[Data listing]
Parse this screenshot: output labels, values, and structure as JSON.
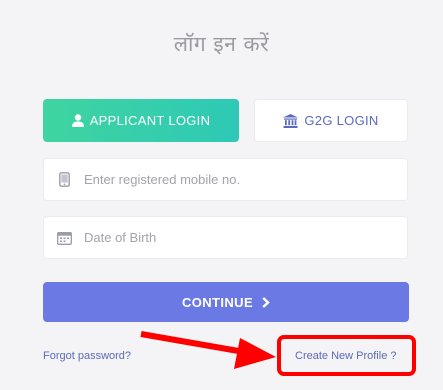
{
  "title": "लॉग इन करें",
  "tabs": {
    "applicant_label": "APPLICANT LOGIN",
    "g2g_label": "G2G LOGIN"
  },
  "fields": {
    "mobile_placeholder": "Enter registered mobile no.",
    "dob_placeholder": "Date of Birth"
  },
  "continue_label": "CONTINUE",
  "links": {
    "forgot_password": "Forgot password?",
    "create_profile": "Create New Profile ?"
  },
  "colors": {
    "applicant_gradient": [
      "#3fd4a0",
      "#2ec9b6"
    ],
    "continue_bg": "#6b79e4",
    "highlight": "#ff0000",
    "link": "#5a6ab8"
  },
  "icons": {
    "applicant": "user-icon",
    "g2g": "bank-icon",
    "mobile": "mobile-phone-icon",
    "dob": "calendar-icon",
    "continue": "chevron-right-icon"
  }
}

...

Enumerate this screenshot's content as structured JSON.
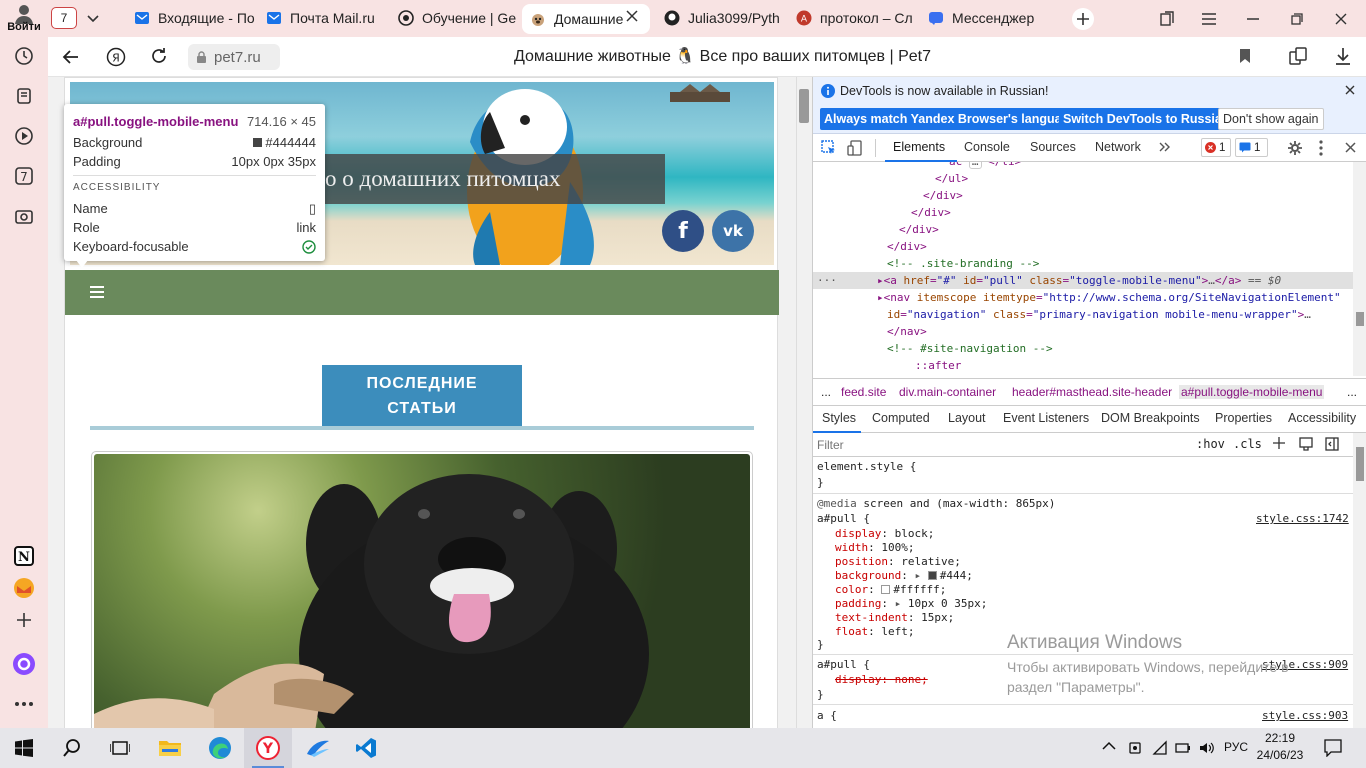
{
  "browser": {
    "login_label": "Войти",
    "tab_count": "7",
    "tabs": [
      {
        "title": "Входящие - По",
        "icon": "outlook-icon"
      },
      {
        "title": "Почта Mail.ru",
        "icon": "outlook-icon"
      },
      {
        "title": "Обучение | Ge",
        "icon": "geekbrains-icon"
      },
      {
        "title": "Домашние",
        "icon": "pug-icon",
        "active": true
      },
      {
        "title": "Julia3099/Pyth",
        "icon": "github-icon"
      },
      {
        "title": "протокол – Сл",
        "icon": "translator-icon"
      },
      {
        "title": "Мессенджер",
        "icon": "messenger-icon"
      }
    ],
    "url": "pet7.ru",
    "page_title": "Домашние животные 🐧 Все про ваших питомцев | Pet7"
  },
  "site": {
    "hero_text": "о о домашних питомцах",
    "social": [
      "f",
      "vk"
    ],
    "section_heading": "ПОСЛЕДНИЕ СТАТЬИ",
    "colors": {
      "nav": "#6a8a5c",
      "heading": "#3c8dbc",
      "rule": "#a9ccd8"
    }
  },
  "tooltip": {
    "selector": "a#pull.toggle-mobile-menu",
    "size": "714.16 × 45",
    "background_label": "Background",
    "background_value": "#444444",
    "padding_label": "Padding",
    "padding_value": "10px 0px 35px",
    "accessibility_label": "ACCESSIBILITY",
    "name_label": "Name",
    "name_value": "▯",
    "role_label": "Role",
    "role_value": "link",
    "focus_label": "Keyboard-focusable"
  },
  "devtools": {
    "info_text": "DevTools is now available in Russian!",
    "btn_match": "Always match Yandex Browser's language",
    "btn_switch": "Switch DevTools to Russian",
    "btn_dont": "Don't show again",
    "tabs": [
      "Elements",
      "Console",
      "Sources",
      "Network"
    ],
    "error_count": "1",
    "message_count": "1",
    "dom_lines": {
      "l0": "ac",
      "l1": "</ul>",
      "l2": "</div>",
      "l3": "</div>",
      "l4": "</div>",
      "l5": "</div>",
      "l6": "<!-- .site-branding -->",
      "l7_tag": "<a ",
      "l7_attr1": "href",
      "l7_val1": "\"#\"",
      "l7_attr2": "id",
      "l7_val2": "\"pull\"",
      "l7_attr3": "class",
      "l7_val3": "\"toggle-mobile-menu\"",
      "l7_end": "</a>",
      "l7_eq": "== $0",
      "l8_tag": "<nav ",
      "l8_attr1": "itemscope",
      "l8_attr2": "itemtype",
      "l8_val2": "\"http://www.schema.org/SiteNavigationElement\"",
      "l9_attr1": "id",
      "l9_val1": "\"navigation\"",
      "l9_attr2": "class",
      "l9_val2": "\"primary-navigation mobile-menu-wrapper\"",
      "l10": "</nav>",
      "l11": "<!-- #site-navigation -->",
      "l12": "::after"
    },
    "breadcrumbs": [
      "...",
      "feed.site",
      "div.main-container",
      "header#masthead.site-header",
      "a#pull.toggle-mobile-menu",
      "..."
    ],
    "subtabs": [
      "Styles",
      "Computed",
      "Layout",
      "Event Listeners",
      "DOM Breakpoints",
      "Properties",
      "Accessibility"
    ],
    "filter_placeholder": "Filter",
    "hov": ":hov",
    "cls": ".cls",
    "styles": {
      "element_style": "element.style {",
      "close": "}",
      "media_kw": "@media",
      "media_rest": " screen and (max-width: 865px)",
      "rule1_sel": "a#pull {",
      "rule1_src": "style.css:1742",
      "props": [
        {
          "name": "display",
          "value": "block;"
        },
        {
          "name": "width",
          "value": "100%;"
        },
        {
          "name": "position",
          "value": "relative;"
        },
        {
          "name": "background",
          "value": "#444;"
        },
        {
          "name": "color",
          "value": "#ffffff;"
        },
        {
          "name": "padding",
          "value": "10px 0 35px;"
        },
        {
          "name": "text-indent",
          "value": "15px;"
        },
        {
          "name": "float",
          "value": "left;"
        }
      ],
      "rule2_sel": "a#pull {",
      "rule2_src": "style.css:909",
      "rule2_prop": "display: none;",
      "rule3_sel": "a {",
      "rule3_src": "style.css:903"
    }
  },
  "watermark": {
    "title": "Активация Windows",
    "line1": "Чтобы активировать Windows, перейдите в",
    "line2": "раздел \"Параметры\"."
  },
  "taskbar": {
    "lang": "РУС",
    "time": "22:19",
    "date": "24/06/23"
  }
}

* * *

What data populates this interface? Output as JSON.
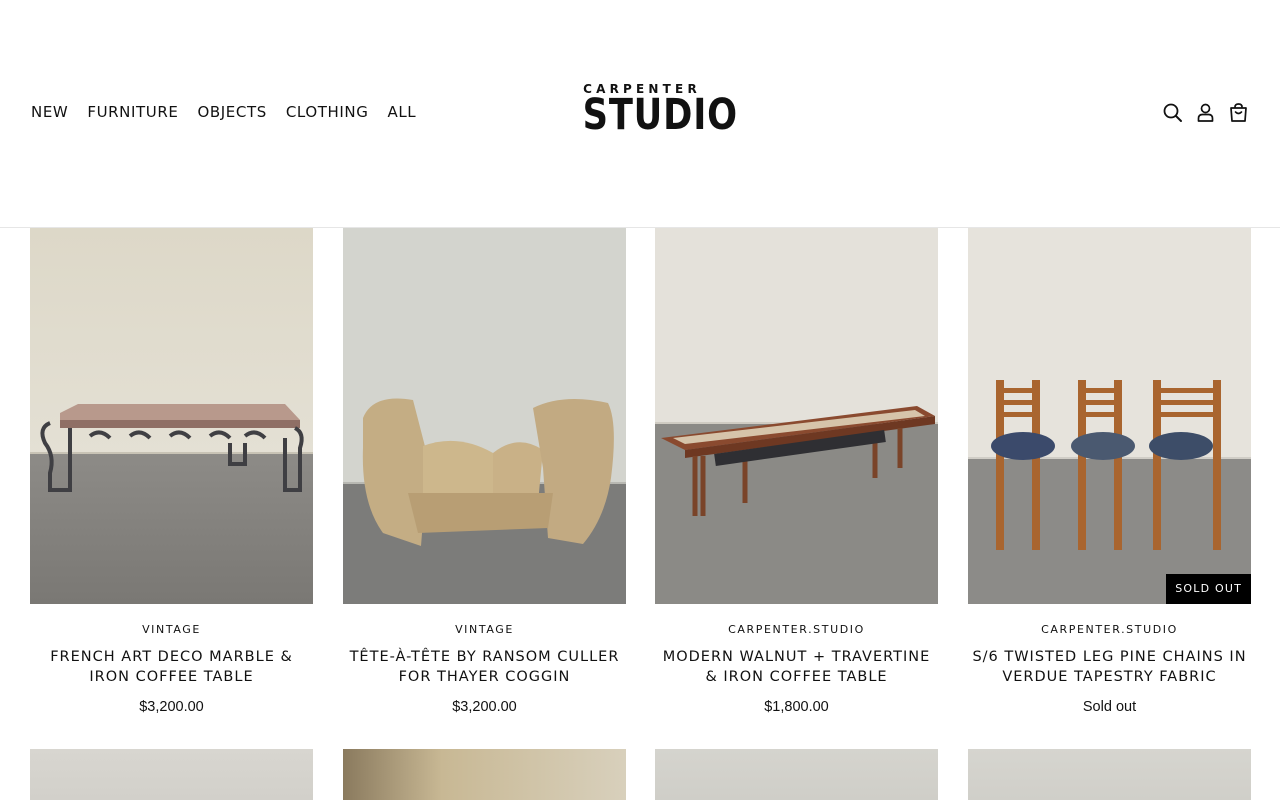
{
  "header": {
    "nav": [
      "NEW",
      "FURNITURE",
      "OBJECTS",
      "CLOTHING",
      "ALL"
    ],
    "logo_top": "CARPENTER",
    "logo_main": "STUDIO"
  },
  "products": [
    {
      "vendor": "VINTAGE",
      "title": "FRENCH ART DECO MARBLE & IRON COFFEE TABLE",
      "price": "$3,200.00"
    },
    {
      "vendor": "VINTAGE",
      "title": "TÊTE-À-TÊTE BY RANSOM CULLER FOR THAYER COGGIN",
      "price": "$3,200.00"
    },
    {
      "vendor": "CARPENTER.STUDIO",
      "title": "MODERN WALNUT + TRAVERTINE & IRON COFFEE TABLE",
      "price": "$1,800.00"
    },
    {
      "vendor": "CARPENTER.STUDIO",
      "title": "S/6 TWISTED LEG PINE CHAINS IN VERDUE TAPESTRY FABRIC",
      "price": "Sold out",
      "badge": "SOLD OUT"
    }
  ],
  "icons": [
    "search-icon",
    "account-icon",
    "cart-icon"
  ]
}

#### EXERCISE DIRECTIONS:
Pull every line containing the word "menu" out of the material and copy it.

#### SOLUTION:
    "selector": "a#pull.toggle-mobile-menu",
      "l7_val3": "\"toggle-mobile-menu\"",
      "l9_val2": "\"primary-navigation mobile-menu-wrapper\"",
      "a#pull.toggle-mobile-menu",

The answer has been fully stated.